(Written exercise) Copy all lines of the listing that include the string "Fowler".
-- start --
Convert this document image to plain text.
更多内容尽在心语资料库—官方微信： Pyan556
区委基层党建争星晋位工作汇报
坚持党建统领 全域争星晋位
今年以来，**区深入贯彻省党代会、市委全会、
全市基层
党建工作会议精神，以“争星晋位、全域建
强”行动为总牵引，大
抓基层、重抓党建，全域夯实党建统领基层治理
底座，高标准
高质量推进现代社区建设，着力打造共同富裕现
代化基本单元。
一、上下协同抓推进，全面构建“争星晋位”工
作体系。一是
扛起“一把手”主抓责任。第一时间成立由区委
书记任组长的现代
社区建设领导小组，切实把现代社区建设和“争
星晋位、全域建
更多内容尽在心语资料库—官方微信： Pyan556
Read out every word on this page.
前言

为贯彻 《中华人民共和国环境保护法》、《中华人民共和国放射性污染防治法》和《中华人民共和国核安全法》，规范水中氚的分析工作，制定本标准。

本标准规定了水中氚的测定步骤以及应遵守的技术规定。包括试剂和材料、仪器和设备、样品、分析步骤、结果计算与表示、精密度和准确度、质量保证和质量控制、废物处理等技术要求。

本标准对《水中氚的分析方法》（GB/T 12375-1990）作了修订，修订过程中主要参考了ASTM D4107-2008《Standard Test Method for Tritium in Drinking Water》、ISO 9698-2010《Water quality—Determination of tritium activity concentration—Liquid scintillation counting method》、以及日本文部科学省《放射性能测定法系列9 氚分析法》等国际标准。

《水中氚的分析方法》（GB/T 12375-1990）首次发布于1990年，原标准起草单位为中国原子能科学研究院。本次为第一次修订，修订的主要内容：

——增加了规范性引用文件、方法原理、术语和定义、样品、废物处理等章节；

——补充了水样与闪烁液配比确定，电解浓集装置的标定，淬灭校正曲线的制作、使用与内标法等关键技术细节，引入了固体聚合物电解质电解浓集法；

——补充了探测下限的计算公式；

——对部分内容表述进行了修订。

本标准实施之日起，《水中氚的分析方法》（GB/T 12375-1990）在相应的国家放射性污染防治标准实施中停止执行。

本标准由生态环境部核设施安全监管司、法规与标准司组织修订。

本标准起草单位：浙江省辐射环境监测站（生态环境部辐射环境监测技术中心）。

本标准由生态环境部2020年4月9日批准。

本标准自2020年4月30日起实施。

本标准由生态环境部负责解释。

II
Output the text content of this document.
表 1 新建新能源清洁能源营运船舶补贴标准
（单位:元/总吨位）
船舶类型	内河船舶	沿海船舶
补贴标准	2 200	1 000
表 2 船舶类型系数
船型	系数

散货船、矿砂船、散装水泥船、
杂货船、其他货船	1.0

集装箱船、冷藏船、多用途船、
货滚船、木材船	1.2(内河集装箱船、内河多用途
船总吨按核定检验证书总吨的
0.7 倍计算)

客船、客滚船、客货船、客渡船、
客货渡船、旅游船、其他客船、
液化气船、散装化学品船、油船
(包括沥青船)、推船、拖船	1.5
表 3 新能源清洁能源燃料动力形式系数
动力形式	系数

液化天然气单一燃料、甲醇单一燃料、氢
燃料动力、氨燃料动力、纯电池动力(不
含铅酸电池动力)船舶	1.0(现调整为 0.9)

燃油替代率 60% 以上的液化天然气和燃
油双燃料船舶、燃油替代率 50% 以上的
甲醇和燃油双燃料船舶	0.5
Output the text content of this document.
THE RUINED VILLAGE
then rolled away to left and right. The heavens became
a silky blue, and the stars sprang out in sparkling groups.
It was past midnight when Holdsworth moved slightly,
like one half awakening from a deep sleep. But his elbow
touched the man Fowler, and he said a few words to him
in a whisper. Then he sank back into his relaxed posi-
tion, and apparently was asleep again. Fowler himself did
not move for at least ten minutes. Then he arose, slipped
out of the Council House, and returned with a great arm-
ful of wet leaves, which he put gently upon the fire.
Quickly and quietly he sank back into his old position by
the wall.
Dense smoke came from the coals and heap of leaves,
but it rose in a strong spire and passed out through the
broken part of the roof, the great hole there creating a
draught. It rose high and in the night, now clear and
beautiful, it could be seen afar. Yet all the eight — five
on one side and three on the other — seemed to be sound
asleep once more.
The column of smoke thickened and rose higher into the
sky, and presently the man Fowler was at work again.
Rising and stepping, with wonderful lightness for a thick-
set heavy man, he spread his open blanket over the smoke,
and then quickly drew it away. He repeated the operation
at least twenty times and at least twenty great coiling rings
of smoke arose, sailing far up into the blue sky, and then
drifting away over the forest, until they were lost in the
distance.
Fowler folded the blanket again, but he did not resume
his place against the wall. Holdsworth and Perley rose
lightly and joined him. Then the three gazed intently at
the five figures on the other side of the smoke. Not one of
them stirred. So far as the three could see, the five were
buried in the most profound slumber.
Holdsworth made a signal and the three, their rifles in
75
-- end --
(Result for this exercise)
touched the man Fowler, and he said a few words to him
tion, and apparently was asleep again. Fowler himself did
sky, and presently the man Fowler was at work again.
Fowler folded the blanket again, but he did not resume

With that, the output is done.